(Stored records)
+ + + +
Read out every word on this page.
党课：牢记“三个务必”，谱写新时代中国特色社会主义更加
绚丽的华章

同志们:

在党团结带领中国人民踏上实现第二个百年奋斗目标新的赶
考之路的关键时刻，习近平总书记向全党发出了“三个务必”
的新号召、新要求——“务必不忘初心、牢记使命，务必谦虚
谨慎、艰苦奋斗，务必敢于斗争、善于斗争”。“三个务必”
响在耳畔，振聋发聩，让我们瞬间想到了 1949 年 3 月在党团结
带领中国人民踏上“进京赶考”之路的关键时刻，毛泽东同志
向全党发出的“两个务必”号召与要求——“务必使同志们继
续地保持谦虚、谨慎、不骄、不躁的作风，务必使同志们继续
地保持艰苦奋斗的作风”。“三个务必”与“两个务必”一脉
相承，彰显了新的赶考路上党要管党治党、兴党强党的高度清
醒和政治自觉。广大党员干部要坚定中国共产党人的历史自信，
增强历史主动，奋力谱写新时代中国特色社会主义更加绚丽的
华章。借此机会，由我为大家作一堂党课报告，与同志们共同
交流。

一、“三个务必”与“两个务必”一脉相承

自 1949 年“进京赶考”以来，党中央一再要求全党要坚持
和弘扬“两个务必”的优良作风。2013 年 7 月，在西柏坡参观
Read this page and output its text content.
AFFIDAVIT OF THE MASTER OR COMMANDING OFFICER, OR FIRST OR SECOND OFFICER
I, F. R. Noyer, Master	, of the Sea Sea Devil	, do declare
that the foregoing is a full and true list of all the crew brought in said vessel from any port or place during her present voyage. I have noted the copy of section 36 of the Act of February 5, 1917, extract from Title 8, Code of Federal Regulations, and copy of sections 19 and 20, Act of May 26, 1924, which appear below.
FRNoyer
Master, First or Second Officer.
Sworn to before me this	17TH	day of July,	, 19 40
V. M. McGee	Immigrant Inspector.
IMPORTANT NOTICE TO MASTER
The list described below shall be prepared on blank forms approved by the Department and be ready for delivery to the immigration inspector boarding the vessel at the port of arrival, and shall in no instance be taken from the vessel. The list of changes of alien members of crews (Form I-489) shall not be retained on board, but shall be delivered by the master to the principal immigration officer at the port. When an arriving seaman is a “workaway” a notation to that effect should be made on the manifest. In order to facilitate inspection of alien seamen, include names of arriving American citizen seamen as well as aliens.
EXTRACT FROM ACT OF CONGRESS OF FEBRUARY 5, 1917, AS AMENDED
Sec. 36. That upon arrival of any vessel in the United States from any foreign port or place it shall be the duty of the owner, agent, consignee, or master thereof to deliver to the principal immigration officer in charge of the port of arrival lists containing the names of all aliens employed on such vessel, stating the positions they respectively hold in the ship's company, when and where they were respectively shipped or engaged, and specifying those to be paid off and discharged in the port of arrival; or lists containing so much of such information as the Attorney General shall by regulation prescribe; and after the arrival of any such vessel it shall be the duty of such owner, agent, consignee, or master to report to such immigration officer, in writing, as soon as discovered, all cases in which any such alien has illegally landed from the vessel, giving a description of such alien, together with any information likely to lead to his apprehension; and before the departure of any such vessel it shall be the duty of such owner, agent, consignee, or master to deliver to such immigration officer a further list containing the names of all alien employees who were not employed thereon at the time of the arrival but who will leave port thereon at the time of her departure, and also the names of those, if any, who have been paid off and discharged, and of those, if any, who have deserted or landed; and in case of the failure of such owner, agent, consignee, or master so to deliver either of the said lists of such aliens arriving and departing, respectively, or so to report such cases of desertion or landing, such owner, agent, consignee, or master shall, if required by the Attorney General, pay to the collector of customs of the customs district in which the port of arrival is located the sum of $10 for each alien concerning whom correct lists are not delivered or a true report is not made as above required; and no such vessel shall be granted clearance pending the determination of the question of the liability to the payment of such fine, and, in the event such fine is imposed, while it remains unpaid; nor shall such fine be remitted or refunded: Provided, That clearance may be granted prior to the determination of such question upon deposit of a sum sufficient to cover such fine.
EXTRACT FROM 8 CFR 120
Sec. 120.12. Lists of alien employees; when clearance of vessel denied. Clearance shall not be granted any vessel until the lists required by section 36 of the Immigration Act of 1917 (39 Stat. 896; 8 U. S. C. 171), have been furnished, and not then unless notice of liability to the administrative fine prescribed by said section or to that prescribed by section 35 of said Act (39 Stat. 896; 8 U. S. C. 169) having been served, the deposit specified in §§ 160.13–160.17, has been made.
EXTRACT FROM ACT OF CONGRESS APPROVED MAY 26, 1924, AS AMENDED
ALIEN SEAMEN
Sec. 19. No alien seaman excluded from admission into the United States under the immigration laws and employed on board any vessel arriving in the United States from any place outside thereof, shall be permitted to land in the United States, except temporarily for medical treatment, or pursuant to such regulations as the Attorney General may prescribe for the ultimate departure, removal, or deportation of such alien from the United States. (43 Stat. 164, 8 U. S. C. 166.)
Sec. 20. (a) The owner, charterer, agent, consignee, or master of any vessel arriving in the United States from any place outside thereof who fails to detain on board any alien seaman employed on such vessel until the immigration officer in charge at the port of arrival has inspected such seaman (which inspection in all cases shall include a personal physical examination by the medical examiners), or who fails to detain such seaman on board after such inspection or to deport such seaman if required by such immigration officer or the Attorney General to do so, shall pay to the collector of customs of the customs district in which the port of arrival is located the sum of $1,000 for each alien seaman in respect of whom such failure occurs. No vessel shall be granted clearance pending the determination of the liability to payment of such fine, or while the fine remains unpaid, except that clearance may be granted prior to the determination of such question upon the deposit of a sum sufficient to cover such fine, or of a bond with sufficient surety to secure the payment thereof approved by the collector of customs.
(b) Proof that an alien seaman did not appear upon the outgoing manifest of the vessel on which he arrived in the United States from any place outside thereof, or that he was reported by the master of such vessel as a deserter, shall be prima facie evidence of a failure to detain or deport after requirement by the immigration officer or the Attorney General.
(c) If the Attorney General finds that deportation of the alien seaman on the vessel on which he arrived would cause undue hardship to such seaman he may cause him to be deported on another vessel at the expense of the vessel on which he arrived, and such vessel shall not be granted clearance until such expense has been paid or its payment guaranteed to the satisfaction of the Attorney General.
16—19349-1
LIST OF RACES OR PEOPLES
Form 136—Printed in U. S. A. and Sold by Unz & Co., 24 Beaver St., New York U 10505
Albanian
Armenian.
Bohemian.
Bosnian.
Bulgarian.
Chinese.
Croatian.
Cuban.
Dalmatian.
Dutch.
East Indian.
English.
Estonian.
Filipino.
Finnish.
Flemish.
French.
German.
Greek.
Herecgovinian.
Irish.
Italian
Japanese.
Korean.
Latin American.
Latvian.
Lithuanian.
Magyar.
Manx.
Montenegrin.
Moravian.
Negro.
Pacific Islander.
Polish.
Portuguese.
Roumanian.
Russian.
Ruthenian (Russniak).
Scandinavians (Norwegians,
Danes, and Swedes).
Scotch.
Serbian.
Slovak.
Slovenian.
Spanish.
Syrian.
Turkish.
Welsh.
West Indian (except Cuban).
+ + + +
**Directions:** Repeat each record in full; every line must match exactly.

**Exercise response:**
Read out every word on this page.
党课：牢记“三个务必”，谱写新时代中国特色社会主义更加
绚丽的华章

同志们:

在党团结带领中国人民踏上实现第二个百年奋斗目标新的赶
考之路的关键时刻，习近平总书记向全党发出了“三个务必”
的新号召、新要求——“务必不忘初心、牢记使命，务必谦虚
谨慎、艰苦奋斗，务必敢于斗争、善于斗争”。“三个务必”
响在耳畔，振聋发聩，让我们瞬间想到了 1949 年 3 月在党团结
带领中国人民踏上“进京赶考”之路的关键时刻，毛泽东同志
向全党发出的“两个务必”号召与要求——“务必使同志们继
续地保持谦虚、谨慎、不骄、不躁的作风，务必使同志们继续
地保持艰苦奋斗的作风”。“三个务必”与“两个务必”一脉
相承，彰显了新的赶考路上党要管党治党、兴党强党的高度清
醒和政治自觉。广大党员干部要坚定中国共产党人的历史自信，
增强历史主动，奋力谱写新时代中国特色社会主义更加绚丽的
华章。借此机会，由我为大家作一堂党课报告，与同志们共同
交流。

一、“三个务必”与“两个务必”一脉相承

自 1949 年“进京赶考”以来，党中央一再要求全党要坚持
和弘扬“两个务必”的优良作风。2013 年 7 月，在西柏坡参观
Read this page and output its text content.
AFFIDAVIT OF THE MASTER OR COMMANDING OFFICER, OR FIRST OR SECOND OFFICER
I, F. R. Noyer, Master	, of the Sea Sea Devil	, do declare
that the foregoing is a full and true list of all the crew brought in said vessel from any port or place during her present voyage. I have noted the copy of section 36 of the Act of February 5, 1917, extract from Title 8, Code of Federal Regulations, and copy of sections 19 and 20, Act of May 26, 1924, which appear below.
FRNoyer
Master, First or Second Officer.
Sworn to before me this	17TH	day of July,	, 19 40
V. M. McGee	Immigrant Inspector.
IMPORTANT NOTICE TO MASTER
The list described below shall be prepared on blank forms approved by the Department and be ready for delivery to the immigration inspector boarding the vessel at the port of arrival, and shall in no instance be taken from the vessel. The list of changes of alien members of crews (Form I-489) shall not be retained on board, but shall be delivered by the master to the principal immigration officer at the port. When an arriving seaman is a “workaway” a notation to that effect should be made on the manifest. In order to facilitate inspection of alien seamen, include names of arriving American citizen seamen as well as aliens.
EXTRACT FROM ACT OF CONGRESS OF FEBRUARY 5, 1917, AS AMENDED
Sec. 36. That upon arrival of any vessel in the United States from any foreign port or place it shall be the duty of the owner, agent, consignee, or master thereof to deliver to the principal immigration officer in charge of the port of arrival lists containing the names of all aliens employed on such vessel, stating the positions they respectively hold in the ship's company, when and where they were respectively shipped or engaged, and specifying those to be paid off and discharged in the port of arrival; or lists containing so much of such information as the Attorney General shall by regulation prescribe; and after the arrival of any such vessel it shall be the duty of such owner, agent, consignee, or master to report to such immigration officer, in writing, as soon as discovered, all cases in which any such alien has illegally landed from the vessel, giving a description of such alien, together with any information likely to lead to his apprehension; and before the departure of any such vessel it shall be the duty of such owner, agent, consignee, or master to deliver to such immigration officer a further list containing the names of all alien employees who were not employed thereon at the time of the arrival but who will leave port thereon at the time of her departure, and also the names of those, if any, who have been paid off and discharged, and of those, if any, who have deserted or landed; and in case of the failure of such owner, agent, consignee, or master so to deliver either of the said lists of such aliens arriving and departing, respectively, or so to report such cases of desertion or landing, such owner, agent, consignee, or master shall, if required by the Attorney General, pay to the collector of customs of the customs district in which the port of arrival is located the sum of $10 for each alien concerning whom correct lists are not delivered or a true report is not made as above required; and no such vessel shall be granted clearance pending the determination of the question of the liability to the payment of such fine, and, in the event such fine is imposed, while it remains unpaid; nor shall such fine be remitted or refunded: Provided, That clearance may be granted prior to the determination of such question upon deposit of a sum sufficient to cover such fine.
EXTRACT FROM 8 CFR 120
Sec. 120.12. Lists of alien employees; when clearance of vessel denied. Clearance shall not be granted any vessel until the lists required by section 36 of the Immigration Act of 1917 (39 Stat. 896; 8 U. S. C. 171), have been furnished, and not then unless notice of liability to the administrative fine prescribed by said section or to that prescribed by section 35 of said Act (39 Stat. 896; 8 U. S. C. 169) having been served, the deposit specified in §§ 160.13–160.17, has been made.
EXTRACT FROM ACT OF CONGRESS APPROVED MAY 26, 1924, AS AMENDED
ALIEN SEAMEN
Sec. 19. No alien seaman excluded from admission into the United States under the immigration laws and employed on board any vessel arriving in the United States from any place outside thereof, shall be permitted to land in the United States, except temporarily for medical treatment, or pursuant to such regulations as the Attorney General may prescribe for the ultimate departure, removal, or deportation of such alien from the United States. (43 Stat. 164, 8 U. S. C. 166.)
Sec. 20. (a) The owner, charterer, agent, consignee, or master of any vessel arriving in the United States from any place outside thereof who fails to detain on board any alien seaman employed on such vessel until the immigration officer in charge at the port of arrival has inspected such seaman (which inspection in all cases shall include a personal physical examination by the medical examiners), or who fails to detain such seaman on board after such inspection or to deport such seaman if required by such immigration officer or the Attorney General to do so, shall pay to the collector of customs of the customs district in which the port of arrival is located the sum of $1,000 for each alien seaman in respect of whom such failure occurs. No vessel shall be granted clearance pending the determination of the liability to payment of such fine, or while the fine remains unpaid, except that clearance may be granted prior to the determination of such question upon the deposit of a sum sufficient to cover such fine, or of a bond with sufficient surety to secure the payment thereof approved by the collector of customs.
(b) Proof that an alien seaman did not appear upon the outgoing manifest of the vessel on which he arrived in the United States from any place outside thereof, or that he was reported by the master of such vessel as a deserter, shall be prima facie evidence of a failure to detain or deport after requirement by the immigration officer or the Attorney General.
(c) If the Attorney General finds that deportation of the alien seaman on the vessel on which he arrived would cause undue hardship to such seaman he may cause him to be deported on another vessel at the expense of the vessel on which he arrived, and such vessel shall not be granted clearance until such expense has been paid or its payment guaranteed to the satisfaction of the Attorney General.
16—19349-1
LIST OF RACES OR PEOPLES
Form 136—Printed in U. S. A. and Sold by Unz & Co., 24 Beaver St., New York U 10505
Albanian
Armenian.
Bohemian.
Bosnian.
Bulgarian.
Chinese.
Croatian.
Cuban.
Dalmatian.
Dutch.
East Indian.
English.
Estonian.
Filipino.
Finnish.
Flemish.
French.
German.
Greek.
Herecgovinian.
Irish.
Italian
Japanese.
Korean.
Latin American.
Latvian.
Lithuanian.
Magyar.
Manx.
Montenegrin.
Moravian.
Negro.
Pacific Islander.
Polish.
Portuguese.
Roumanian.
Russian.
Ruthenian (Russniak).
Scandinavians (Norwegians,
Danes, and Swedes).
Scotch.
Serbian.
Slovak.
Slovenian.
Spanish.
Syrian.
Turkish.
Welsh.
West Indian (except Cuban).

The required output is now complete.